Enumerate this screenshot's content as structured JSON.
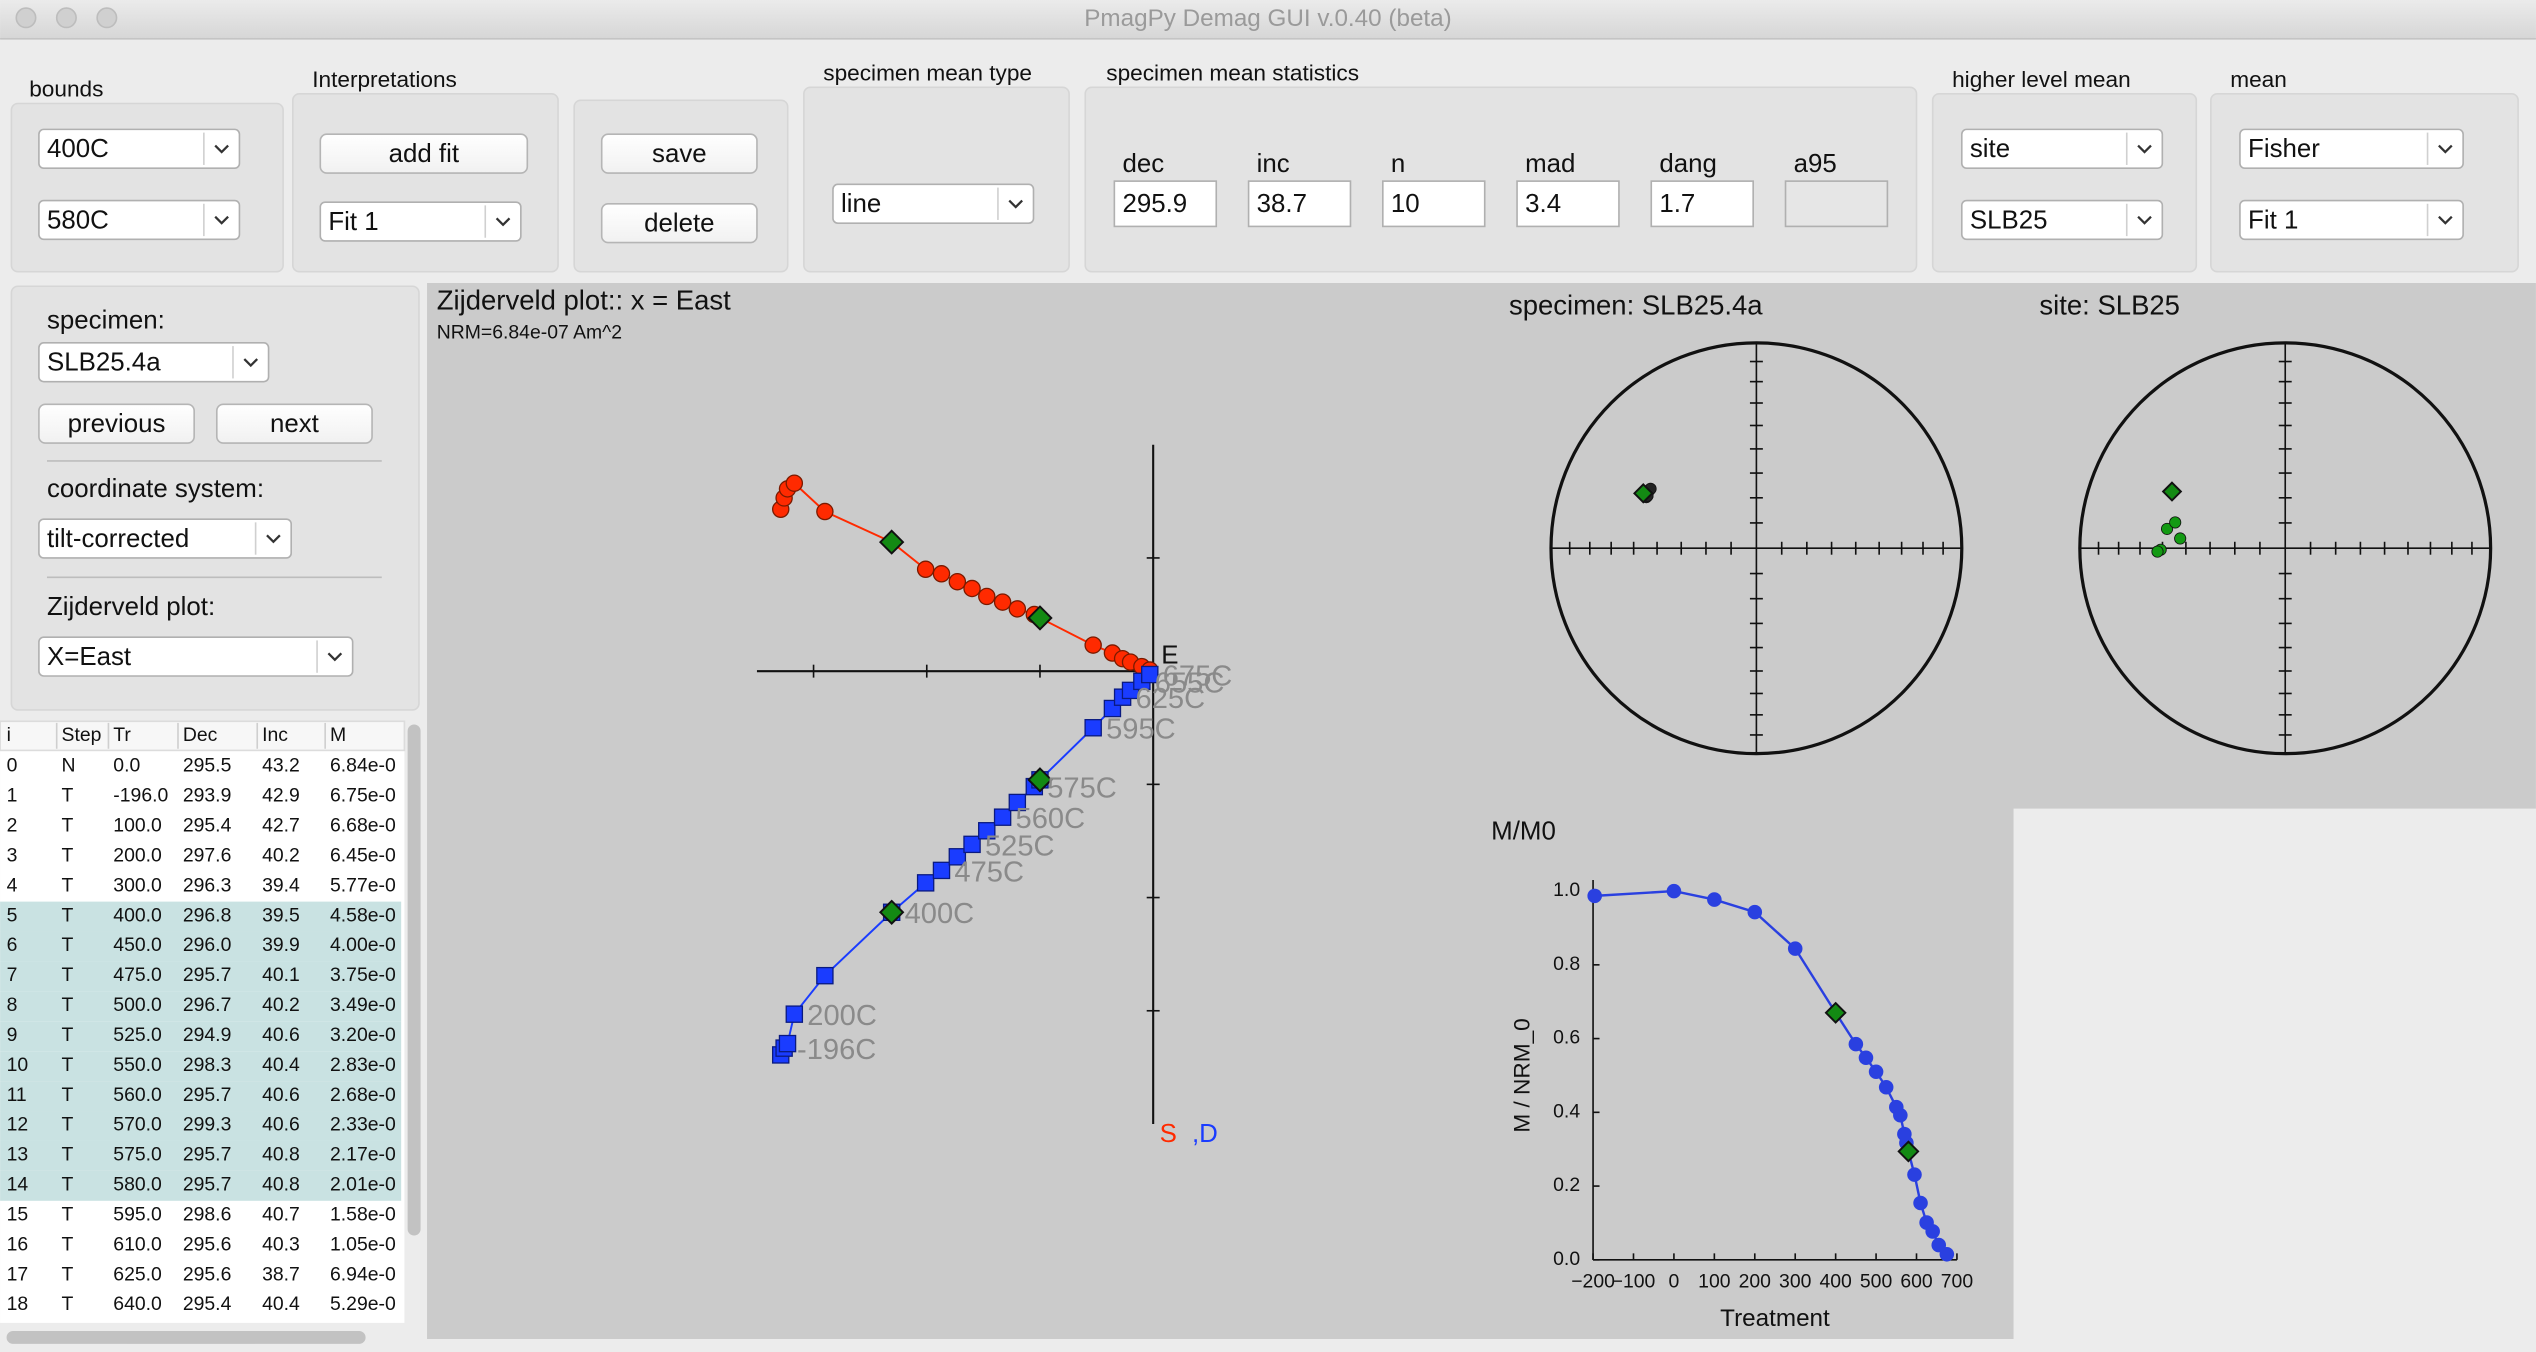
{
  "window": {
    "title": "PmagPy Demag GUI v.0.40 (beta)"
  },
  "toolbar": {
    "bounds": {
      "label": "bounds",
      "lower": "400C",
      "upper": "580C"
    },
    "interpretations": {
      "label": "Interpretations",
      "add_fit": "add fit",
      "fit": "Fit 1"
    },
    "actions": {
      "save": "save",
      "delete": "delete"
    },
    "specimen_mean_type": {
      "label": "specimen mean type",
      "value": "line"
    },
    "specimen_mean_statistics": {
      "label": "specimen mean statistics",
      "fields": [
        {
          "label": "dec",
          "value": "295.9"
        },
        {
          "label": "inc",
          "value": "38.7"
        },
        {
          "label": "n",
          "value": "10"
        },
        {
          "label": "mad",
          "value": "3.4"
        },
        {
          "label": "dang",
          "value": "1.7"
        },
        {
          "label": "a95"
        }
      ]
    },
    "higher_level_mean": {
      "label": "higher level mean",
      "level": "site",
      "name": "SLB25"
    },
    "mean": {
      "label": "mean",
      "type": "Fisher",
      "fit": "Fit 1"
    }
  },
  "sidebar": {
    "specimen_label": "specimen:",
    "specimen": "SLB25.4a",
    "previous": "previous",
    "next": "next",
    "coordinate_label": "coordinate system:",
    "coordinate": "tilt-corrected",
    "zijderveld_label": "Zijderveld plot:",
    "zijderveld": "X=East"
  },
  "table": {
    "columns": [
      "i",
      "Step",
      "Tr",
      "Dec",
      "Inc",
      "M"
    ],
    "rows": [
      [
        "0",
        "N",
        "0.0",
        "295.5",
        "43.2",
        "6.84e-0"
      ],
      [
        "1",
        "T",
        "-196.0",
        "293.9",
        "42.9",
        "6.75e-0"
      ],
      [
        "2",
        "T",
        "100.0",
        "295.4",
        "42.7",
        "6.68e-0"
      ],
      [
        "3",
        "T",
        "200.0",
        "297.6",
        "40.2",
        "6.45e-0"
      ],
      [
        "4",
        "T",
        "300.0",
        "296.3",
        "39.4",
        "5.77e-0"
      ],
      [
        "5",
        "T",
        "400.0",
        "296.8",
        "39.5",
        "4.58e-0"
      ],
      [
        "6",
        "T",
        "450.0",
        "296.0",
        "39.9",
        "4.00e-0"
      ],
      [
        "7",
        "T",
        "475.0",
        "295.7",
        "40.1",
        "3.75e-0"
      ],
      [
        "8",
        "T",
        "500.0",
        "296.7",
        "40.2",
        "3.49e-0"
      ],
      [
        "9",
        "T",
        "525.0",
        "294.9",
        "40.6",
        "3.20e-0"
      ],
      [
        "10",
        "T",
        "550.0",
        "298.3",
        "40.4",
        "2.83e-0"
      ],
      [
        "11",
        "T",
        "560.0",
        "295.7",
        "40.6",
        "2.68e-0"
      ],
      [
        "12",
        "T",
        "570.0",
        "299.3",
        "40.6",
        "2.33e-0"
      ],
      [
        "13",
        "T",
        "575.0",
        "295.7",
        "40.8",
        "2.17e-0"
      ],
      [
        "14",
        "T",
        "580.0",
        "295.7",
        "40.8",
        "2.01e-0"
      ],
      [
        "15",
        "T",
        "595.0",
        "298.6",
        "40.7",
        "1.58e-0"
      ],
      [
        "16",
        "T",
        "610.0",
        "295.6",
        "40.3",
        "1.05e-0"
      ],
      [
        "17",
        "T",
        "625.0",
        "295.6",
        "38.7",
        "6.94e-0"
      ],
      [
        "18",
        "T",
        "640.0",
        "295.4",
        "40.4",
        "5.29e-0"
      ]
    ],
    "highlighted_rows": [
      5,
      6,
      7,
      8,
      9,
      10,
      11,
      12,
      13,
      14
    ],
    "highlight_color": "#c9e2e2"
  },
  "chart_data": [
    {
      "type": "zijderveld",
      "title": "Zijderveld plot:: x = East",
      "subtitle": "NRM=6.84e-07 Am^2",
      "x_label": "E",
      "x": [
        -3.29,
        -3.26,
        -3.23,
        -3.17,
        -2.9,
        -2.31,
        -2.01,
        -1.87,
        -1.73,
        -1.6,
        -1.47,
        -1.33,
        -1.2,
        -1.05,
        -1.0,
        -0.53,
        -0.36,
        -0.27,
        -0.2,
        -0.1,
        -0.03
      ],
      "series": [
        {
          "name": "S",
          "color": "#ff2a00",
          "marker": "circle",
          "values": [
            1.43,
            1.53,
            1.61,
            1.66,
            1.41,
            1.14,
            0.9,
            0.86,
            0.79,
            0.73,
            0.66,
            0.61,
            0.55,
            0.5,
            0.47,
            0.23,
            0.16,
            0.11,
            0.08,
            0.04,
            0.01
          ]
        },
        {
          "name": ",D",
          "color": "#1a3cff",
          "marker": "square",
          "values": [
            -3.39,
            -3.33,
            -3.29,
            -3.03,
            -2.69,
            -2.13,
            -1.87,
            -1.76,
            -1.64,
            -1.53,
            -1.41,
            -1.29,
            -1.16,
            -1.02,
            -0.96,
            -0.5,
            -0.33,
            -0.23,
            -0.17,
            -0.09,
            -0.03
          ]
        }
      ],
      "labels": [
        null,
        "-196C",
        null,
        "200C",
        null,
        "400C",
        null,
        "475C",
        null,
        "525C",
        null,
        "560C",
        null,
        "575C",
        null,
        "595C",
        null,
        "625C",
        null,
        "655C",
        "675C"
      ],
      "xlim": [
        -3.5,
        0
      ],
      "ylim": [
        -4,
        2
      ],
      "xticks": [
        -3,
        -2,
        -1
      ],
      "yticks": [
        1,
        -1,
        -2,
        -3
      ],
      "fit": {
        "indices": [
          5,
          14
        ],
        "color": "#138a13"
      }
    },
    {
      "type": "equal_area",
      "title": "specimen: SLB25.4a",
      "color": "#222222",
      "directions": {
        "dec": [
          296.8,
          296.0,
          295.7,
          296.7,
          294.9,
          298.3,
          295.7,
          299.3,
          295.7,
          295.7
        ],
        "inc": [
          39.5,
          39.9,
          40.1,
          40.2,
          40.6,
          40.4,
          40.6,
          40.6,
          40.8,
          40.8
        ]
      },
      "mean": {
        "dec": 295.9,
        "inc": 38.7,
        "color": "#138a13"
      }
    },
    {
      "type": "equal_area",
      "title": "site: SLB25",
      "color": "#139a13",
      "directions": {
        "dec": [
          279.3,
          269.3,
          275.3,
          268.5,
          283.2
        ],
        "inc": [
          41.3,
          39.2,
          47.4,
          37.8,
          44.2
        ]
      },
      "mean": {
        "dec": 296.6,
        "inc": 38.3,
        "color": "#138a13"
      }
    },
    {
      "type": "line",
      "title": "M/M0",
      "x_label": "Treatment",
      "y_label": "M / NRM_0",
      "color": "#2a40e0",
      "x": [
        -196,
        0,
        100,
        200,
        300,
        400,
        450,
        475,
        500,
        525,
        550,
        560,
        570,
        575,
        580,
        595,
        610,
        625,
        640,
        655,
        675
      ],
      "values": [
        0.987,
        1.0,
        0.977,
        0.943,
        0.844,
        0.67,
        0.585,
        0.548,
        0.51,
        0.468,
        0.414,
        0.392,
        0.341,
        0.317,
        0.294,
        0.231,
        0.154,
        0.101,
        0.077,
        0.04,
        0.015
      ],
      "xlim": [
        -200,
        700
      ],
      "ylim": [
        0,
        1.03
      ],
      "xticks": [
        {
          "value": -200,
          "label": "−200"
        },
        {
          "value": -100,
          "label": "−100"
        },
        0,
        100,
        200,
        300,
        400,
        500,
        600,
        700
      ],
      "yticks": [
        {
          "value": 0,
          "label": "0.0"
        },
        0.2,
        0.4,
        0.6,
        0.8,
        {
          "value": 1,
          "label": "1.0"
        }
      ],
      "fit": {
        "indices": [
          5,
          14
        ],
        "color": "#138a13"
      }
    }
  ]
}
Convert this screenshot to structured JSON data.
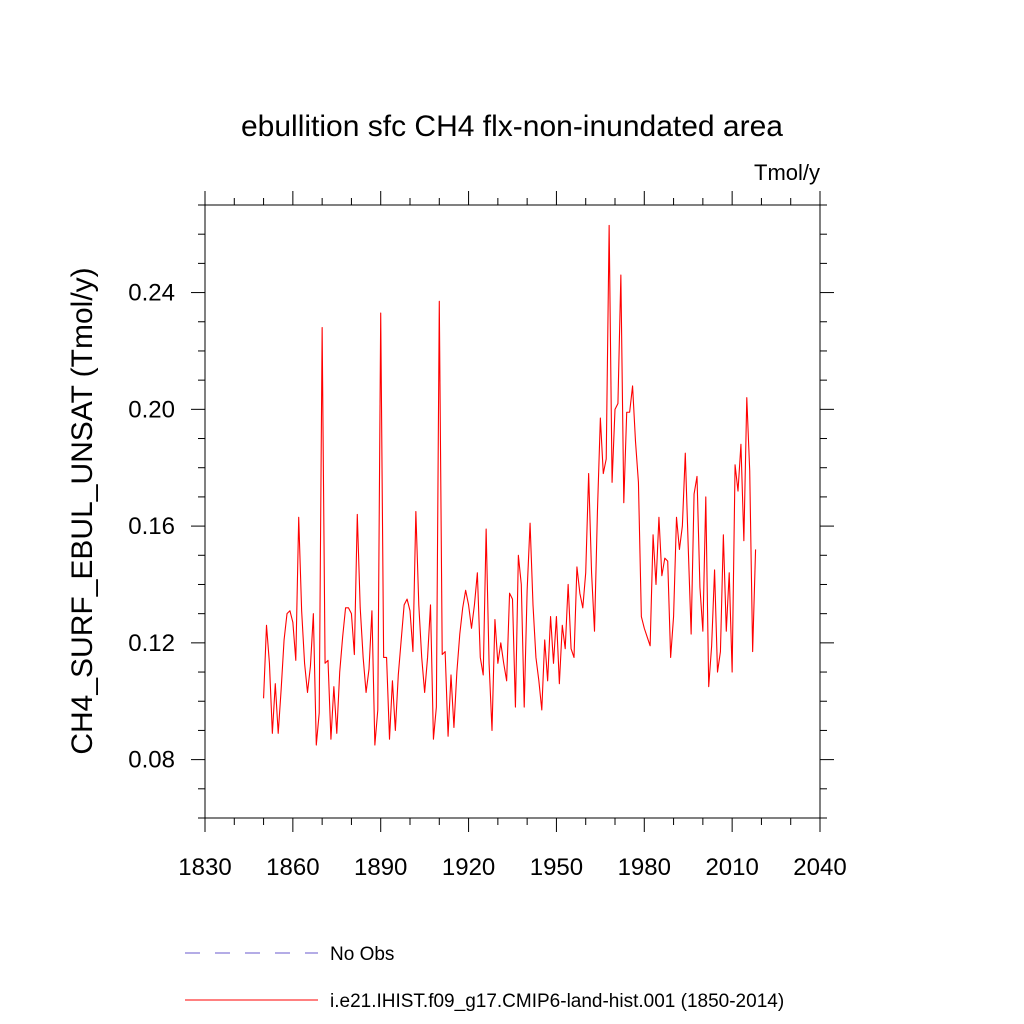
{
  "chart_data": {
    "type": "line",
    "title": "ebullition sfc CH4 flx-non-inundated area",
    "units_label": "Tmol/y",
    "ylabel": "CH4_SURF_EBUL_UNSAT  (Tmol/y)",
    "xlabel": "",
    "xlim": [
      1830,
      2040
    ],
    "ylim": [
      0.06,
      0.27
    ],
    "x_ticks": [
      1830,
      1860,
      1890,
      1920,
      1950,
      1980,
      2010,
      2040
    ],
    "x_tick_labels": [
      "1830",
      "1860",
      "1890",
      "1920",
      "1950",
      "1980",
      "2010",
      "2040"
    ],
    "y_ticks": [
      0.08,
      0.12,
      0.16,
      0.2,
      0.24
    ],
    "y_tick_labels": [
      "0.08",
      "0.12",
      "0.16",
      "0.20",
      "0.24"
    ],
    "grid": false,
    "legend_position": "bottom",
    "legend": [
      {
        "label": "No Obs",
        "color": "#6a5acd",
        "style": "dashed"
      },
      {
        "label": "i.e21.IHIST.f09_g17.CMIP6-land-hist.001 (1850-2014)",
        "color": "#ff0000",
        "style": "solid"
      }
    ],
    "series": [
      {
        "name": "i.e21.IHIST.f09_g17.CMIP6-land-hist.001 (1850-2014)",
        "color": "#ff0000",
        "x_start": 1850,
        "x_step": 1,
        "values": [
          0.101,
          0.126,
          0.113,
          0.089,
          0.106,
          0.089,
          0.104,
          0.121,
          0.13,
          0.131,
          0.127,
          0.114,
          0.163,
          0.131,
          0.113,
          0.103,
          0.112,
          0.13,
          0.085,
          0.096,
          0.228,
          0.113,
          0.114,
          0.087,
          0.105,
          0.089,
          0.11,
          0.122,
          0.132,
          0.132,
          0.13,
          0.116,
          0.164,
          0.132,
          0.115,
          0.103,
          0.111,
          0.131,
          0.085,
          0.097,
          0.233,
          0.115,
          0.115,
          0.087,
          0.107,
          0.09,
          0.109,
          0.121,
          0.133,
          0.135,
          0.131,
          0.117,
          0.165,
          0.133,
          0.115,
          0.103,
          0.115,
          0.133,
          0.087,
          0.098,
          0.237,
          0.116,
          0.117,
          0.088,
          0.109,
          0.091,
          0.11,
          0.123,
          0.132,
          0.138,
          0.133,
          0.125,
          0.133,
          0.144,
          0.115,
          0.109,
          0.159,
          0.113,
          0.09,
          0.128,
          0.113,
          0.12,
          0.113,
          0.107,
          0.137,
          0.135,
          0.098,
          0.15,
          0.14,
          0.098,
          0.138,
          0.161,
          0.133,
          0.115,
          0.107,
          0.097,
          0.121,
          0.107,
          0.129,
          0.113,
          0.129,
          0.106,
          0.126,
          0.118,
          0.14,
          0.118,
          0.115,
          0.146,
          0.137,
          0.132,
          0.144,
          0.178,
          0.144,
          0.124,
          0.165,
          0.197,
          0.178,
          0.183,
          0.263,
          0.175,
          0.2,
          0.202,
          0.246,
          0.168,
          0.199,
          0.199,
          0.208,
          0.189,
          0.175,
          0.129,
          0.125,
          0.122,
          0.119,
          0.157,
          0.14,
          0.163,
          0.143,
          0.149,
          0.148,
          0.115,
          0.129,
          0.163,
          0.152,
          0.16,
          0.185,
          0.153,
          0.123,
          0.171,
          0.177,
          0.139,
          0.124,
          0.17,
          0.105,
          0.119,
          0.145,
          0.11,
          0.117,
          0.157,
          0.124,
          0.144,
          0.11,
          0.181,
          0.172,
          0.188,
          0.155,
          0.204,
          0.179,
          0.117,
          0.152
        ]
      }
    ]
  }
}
--------------------------------
■ Exercise ■
Collect each line holding the string "hist".

■ Right answer ■
        "label": "i.e21.IHIST.f09_g17.CMIP6-land-hist.001 (1850-2014)",
        "name": "i.e21.IHIST.f09_g17.CMIP6-land-hist.001 (1850-2014)",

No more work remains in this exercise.